Requirements: Restate each entry word for word, leaving nothing out.

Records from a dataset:
-------------------------
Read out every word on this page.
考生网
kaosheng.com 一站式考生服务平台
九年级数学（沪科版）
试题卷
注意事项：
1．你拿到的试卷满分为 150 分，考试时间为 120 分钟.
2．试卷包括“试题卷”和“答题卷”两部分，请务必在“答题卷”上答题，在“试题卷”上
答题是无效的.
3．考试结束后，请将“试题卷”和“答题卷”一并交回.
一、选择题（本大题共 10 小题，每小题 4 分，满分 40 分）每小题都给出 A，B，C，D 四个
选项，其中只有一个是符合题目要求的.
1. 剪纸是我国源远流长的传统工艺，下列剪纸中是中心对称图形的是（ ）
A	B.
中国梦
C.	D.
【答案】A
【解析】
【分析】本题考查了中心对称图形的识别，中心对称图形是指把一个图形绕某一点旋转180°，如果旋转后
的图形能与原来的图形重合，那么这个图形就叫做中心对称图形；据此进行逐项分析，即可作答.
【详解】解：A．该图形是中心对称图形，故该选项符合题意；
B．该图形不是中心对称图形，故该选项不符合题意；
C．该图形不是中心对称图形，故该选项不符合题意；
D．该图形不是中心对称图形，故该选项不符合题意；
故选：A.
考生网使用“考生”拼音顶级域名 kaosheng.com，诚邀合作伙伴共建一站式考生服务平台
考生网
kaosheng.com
-------------------------
Worked solution:
Read out every word on this page.
考生网
kaosheng.com 一站式考生服务平台
九年级数学（沪科版）
试题卷
注意事项：
1．你拿到的试卷满分为 150 分，考试时间为 120 分钟.
2．试卷包括“试题卷”和“答题卷”两部分，请务必在“答题卷”上答题，在“试题卷”上
答题是无效的.
3．考试结束后，请将“试题卷”和“答题卷”一并交回.
一、选择题（本大题共 10 小题，每小题 4 分，满分 40 分）每小题都给出 A，B，C，D 四个
选项，其中只有一个是符合题目要求的.
1. 剪纸是我国源远流长的传统工艺，下列剪纸中是中心对称图形的是（ ）
A	B.
中国梦
C.	D.
【答案】A
【解析】
【分析】本题考查了中心对称图形的识别，中心对称图形是指把一个图形绕某一点旋转180°，如果旋转后
的图形能与原来的图形重合，那么这个图形就叫做中心对称图形；据此进行逐项分析，即可作答.
【详解】解：A．该图形是中心对称图形，故该选项符合题意；
B．该图形不是中心对称图形，故该选项不符合题意；
C．该图形不是中心对称图形，故该选项不符合题意；
D．该图形不是中心对称图形，故该选项不符合题意；
故选：A.
考生网使用“考生”拼音顶级域名 kaosheng.com，诚邀合作伙伴共建一站式考生服务平台
考生网
kaosheng.com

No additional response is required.